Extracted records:
________
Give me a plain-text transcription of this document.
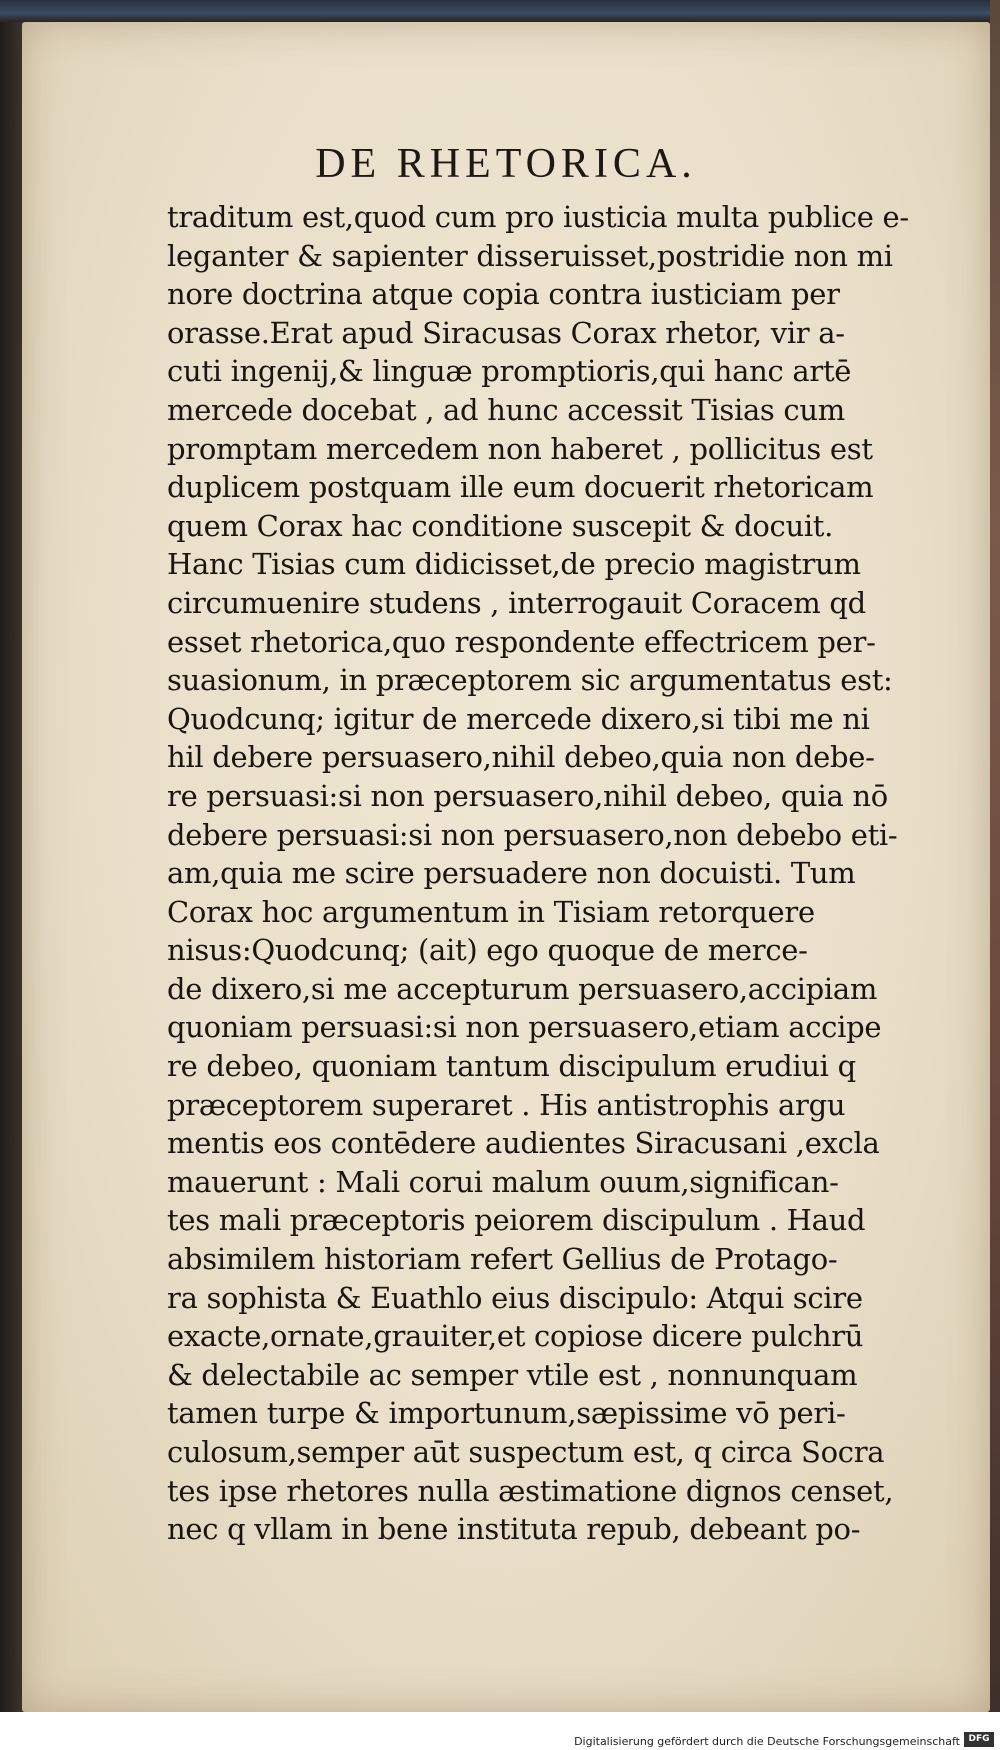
DE RHETORICA.
traditum est,quod cum pro iusticia multa publice e-
leganter & sapienter disseruisset,postridie non mi
nore doctrina atque copia contra iusticiam per
orasse.Erat apud Siracusas Corax rhetor, vir a-
cuti ingenij,& linguæ promptioris,qui hanc artē
mercede docebat , ad hunc accessit Tisias cum
promptam mercedem non haberet , pollicitus est
duplicem postquam ille eum docuerit rhetoricam
quem Corax hac conditione suscepit & docuit.
Hanc Tisias cum didicisset,de precio magistrum
circumuenire studens , interrogauit Coracem qd
esset rhetorica,quo respondente effectricem per-
suasionum, in præceptorem sic argumentatus est:
Quodcunq; igitur de mercede dixero,si tibi me ni
hil debere persuasero,nihil debeo,quia non debe-
re persuasi:si non persuasero,nihil debeo, quia nō
debere persuasi:si non persuasero,non debebo eti-
am,quia me scire persuadere non docuisti. Tum
Corax hoc argumentum in Tisiam retorquere
nisus:Quodcunq; (ait) ego quoque de merce-
de dixero,si me accepturum persuasero,accipiam
quoniam persuasi:si non persuasero,etiam accipe
re debeo, quoniam tantum discipulum erudiui q
præceptorem superaret . His antistrophis argu
mentis eos contēdere audientes Siracusani ,excla
mauerunt : Mali corui malum ouum,significan-
tes mali præceptoris peiorem discipulum . Haud
absimilem historiam refert Gellius de Protago-
ra sophista & Euathlo eius discipulo: Atqui scire
exacte,ornate,grauiter,et copiose dicere pulchrū
& delectabile ac semper vtile est , nonnunquam
tamen turpe & importunum,sæpissime vō peri-
culosum,semper aūt suspectum est, q circa Socra
tes ipse rhetores nulla æstimatione dignos censet,
nec q vllam in bene instituta repub, debeant po-
Digitalisierung gefördert durch die Deutsche Forschungsgemeinschaft DFG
________
> _Direction_: Locate all lines that include the word "semper" and copy them out.

> _Result of the exercise_:
& delectabile ac semper vtile est , nonnunquam
culosum,semper aūt suspectum est, q circa Socra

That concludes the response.